------ Information supplied

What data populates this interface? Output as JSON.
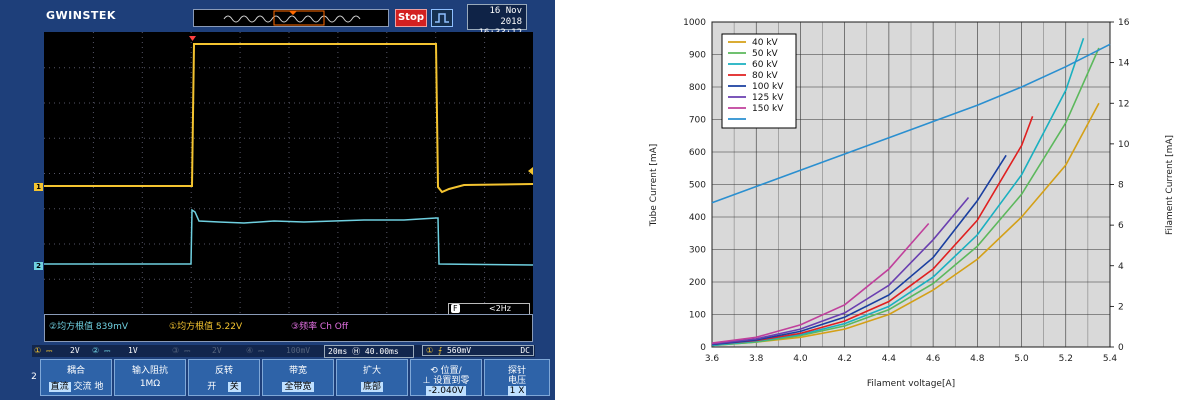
{
  "scope": {
    "brand": "GWINSTEK",
    "stop_label": "Stop",
    "date": "16 Nov 2018",
    "time": "16:33:12",
    "ch1_marker": "1",
    "ch2_marker": "2",
    "colors": {
      "ch1": "#f4c430",
      "ch2": "#6fd0e0",
      "math": "#e070e0",
      "bg": "#1e3f7a"
    },
    "trig_badge": "F",
    "trig_freq": "<2Hz",
    "measurements": [
      {
        "label": "②均方根值 839mV",
        "color": "#6fd0e0"
      },
      {
        "label": "①均方根值 5.22V",
        "color": "#f4c430"
      },
      {
        "label": "③频率 Ch Off",
        "color": "#e070e0"
      }
    ],
    "status": {
      "ch1_scale": "2V",
      "ch2_scale": "1V",
      "ch3_scale": "2V",
      "ch4_scale": "100mV",
      "timebase": "20ms",
      "h_pos": "40.00ms",
      "trig_level": "560mV",
      "coupling": "DC"
    },
    "menu": {
      "channel_num": "2",
      "buttons": [
        {
          "title": "耦合",
          "opts": [
            "直流",
            "交流",
            "地"
          ],
          "selected": 0
        },
        {
          "title": "输入阻抗",
          "opts": [
            "1MΩ"
          ],
          "selected": -1
        },
        {
          "title": "反转",
          "opts": [
            "开",
            "关"
          ],
          "selected": 1
        },
        {
          "title": "带宽",
          "opts": [
            "全带宽"
          ],
          "selected": 0
        },
        {
          "title": "扩大",
          "opts": [
            "底部"
          ],
          "selected": 0
        },
        {
          "title": "⟲ 位置/",
          "opts": [
            "⊥ 设置到零",
            "-2.040V"
          ],
          "selected": 1
        },
        {
          "title": "探针",
          "opts": [
            "电压",
            "1 X"
          ],
          "selected": 1
        }
      ]
    }
  },
  "chart_data": {
    "type": "line",
    "xlabel": "Filament voltage[A]",
    "ylabel": "Tube Current [mA]",
    "y2label": "Filament Current [mA]",
    "xlim": [
      3.6,
      5.4
    ],
    "ylim": [
      0,
      1000
    ],
    "y2lim": [
      0,
      16
    ],
    "xticks": [
      "3.6",
      "3.8",
      "4.0",
      "4.2",
      "4.4",
      "4.6",
      "4.8",
      "5.0",
      "5.2",
      "5.4"
    ],
    "yticks": [
      "0",
      "100",
      "200",
      "300",
      "400",
      "500",
      "600",
      "700",
      "800",
      "900",
      "1000"
    ],
    "y2ticks": [
      "0",
      "2",
      "4",
      "6",
      "8",
      "10",
      "12",
      "14",
      "16"
    ],
    "grid": true,
    "legend_position": "top-left",
    "series": [
      {
        "name": "40 kV",
        "color": "#d4a017",
        "x": [
          3.6,
          3.8,
          4.0,
          4.2,
          4.4,
          4.6,
          4.8,
          5.0,
          5.2,
          5.35
        ],
        "y": [
          5,
          15,
          30,
          55,
          100,
          175,
          270,
          400,
          560,
          750
        ]
      },
      {
        "name": "50 kV",
        "color": "#5cb85c",
        "x": [
          3.6,
          3.8,
          4.0,
          4.2,
          4.4,
          4.6,
          4.8,
          5.0,
          5.2,
          5.35
        ],
        "y": [
          5,
          15,
          35,
          65,
          115,
          195,
          310,
          470,
          690,
          920
        ]
      },
      {
        "name": "60 kV",
        "color": "#1ab0c0",
        "x": [
          3.6,
          3.8,
          4.0,
          4.2,
          4.4,
          4.6,
          4.8,
          5.0,
          5.2,
          5.28
        ],
        "y": [
          5,
          18,
          38,
          72,
          125,
          215,
          345,
          530,
          790,
          950
        ]
      },
      {
        "name": "80 kV",
        "color": "#e02020",
        "x": [
          3.6,
          3.8,
          4.0,
          4.2,
          4.4,
          4.6,
          4.8,
          5.0,
          5.05
        ],
        "y": [
          8,
          20,
          42,
          80,
          140,
          240,
          390,
          620,
          710
        ]
      },
      {
        "name": "100 kV",
        "color": "#1a3fa0",
        "x": [
          3.6,
          3.8,
          4.0,
          4.2,
          4.4,
          4.6,
          4.8,
          4.93
        ],
        "y": [
          8,
          22,
          48,
          92,
          160,
          275,
          450,
          590
        ]
      },
      {
        "name": "125 kV",
        "color": "#6a3fb0",
        "x": [
          3.6,
          3.8,
          4.0,
          4.2,
          4.4,
          4.6,
          4.76
        ],
        "y": [
          10,
          25,
          55,
          105,
          190,
          330,
          460
        ]
      },
      {
        "name": "150 kV",
        "color": "#c0409c",
        "x": [
          3.6,
          3.8,
          4.0,
          4.2,
          4.4,
          4.58
        ],
        "y": [
          12,
          30,
          68,
          130,
          240,
          380
        ]
      },
      {
        "name": "",
        "color": "#2a8fd0",
        "axis": "y2",
        "x": [
          3.6,
          3.8,
          4.0,
          4.2,
          4.4,
          4.6,
          4.8,
          5.0,
          5.2,
          5.4
        ],
        "y": [
          7.1,
          7.9,
          8.7,
          9.5,
          10.3,
          11.1,
          11.9,
          12.8,
          13.8,
          14.9
        ]
      }
    ]
  }
}
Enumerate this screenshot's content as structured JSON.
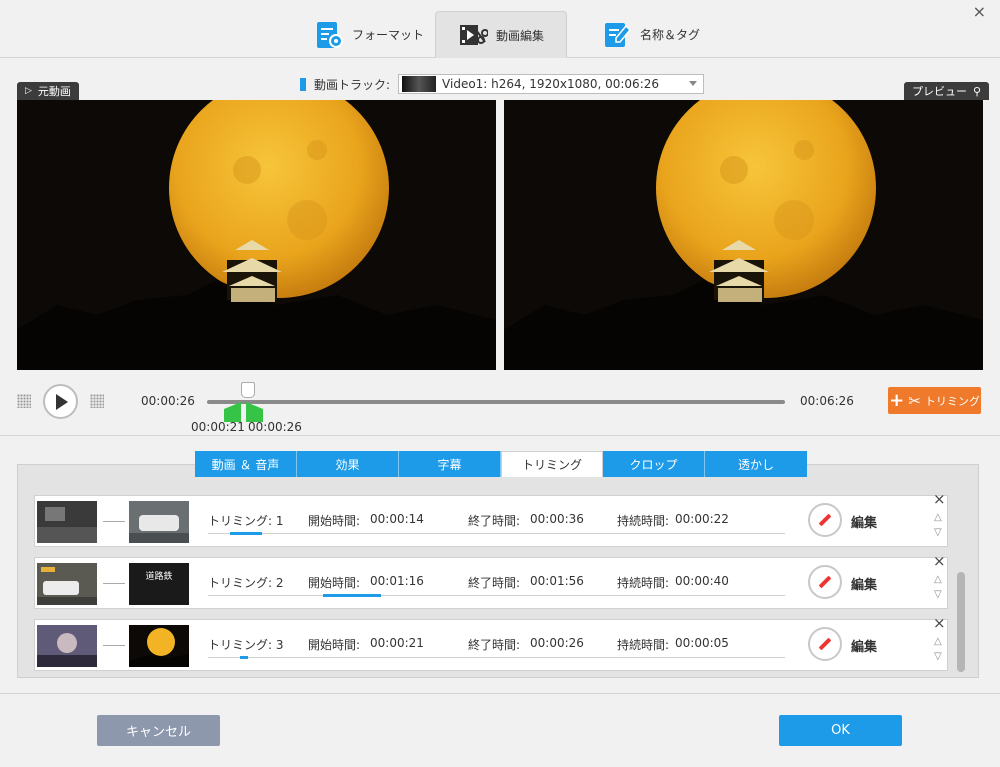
{
  "window": {
    "close_label": "×"
  },
  "top_tabs": [
    {
      "label": "フォーマット"
    },
    {
      "label": "動画編集"
    },
    {
      "label": "名称＆タグ"
    }
  ],
  "track": {
    "label": "動画トラック:",
    "value": "Video1: h264, 1920x1080, 00:06:26"
  },
  "source_tag": {
    "icon": "play-icon",
    "label": "元動画"
  },
  "preview_tag": {
    "label": "プレビュー",
    "icon": "search-icon"
  },
  "player": {
    "current_time": "00:00:26",
    "total_time": "00:06:26",
    "trim_start": "00:00:21",
    "trim_end": "00:00:26",
    "trim_button": "トリミング"
  },
  "edit_tabs": [
    {
      "label": "動画 ＆ 音声"
    },
    {
      "label": "効果"
    },
    {
      "label": "字幕"
    },
    {
      "label": "トリミング"
    },
    {
      "label": "クロップ"
    },
    {
      "label": "透かし"
    }
  ],
  "trims": [
    {
      "label": "トリミング: 1",
      "start_label": "開始時間:",
      "start": "00:00:14",
      "end_label": "終了時間:",
      "end": "00:00:36",
      "duration_label": "持続時間:",
      "duration": "00:00:22",
      "edit": "編集",
      "close": "×",
      "up": "△",
      "down": "▽"
    },
    {
      "label": "トリミング: 2",
      "start_label": "開始時間:",
      "start": "00:01:16",
      "end_label": "終了時間:",
      "end": "00:01:56",
      "duration_label": "持続時間:",
      "duration": "00:00:40",
      "edit": "編集",
      "close": "×",
      "up": "△",
      "down": "▽"
    },
    {
      "label": "トリミング: 3",
      "start_label": "開始時間:",
      "start": "00:00:21",
      "end_label": "終了時間:",
      "end": "00:00:26",
      "duration_label": "持続時間:",
      "duration": "00:00:05",
      "edit": "編集",
      "close": "×",
      "up": "△",
      "down": "▽"
    }
  ],
  "thumb_text": {
    "t2": "道路鉄"
  },
  "buttons": {
    "cancel": "キャンセル",
    "ok": "OK"
  },
  "colors": {
    "accent": "#1e9be8",
    "trim": "#f07a2b",
    "marker": "#35c446",
    "cancel": "#8e98ad",
    "moon": "#f2b424"
  }
}
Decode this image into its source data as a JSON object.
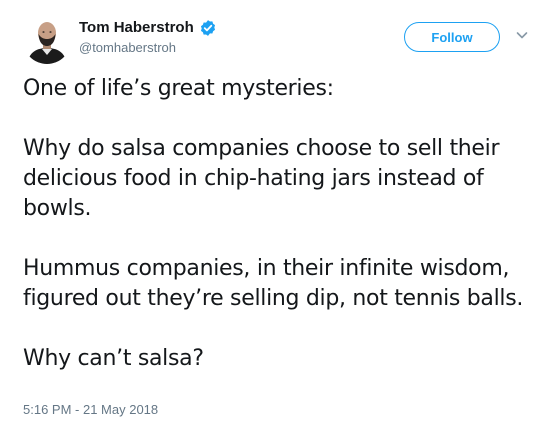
{
  "user": {
    "display_name": "Tom Haberstroh",
    "handle": "@tomhaberstroh",
    "verified_icon": "verified-badge-icon",
    "verified_color": "#1da1f2"
  },
  "actions": {
    "follow_label": "Follow",
    "menu_icon": "chevron-down-icon"
  },
  "tweet": {
    "paragraphs": [
      "One of life’s great mysteries:",
      "Why do salsa companies choose to sell their delicious food in chip-hating jars instead of bowls.",
      "Hummus companies, in their infinite wisdom, figured out they’re selling dip, not tennis balls.",
      "Why can’t salsa?"
    ],
    "timestamp": "5:16 PM - 21 May 2018"
  },
  "colors": {
    "accent": "#1da1f2",
    "text": "#14171a",
    "secondary_text": "#657786"
  }
}
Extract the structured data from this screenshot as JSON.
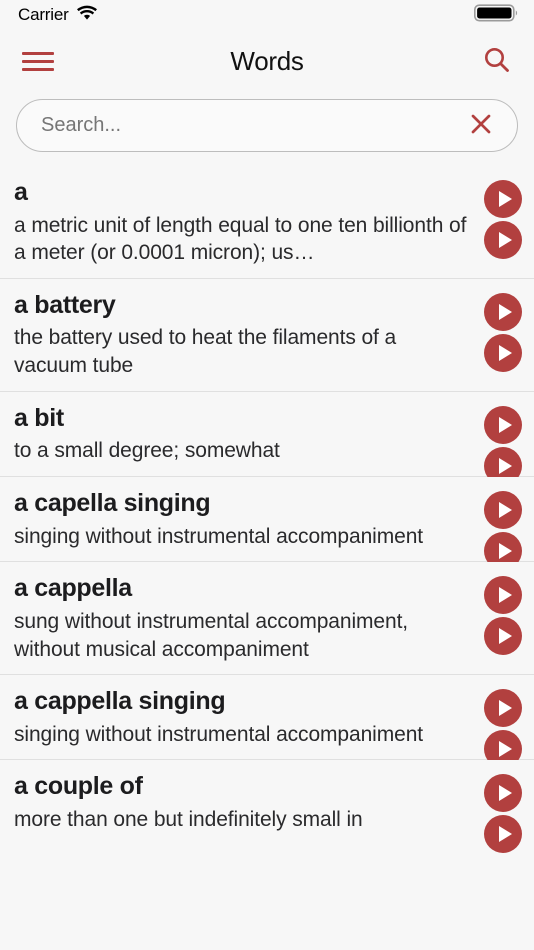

------------

Problem to solve ▸ Report back each line of the entries that holds the string "their".

Response to this exercise ▸
      "Why do salsa companies choose to sell their delicious food in chip-hating jars instead of bowls.",
      "Hummus companies, in their infinite wisdom, figured out they’re selling dip, not tennis balls.",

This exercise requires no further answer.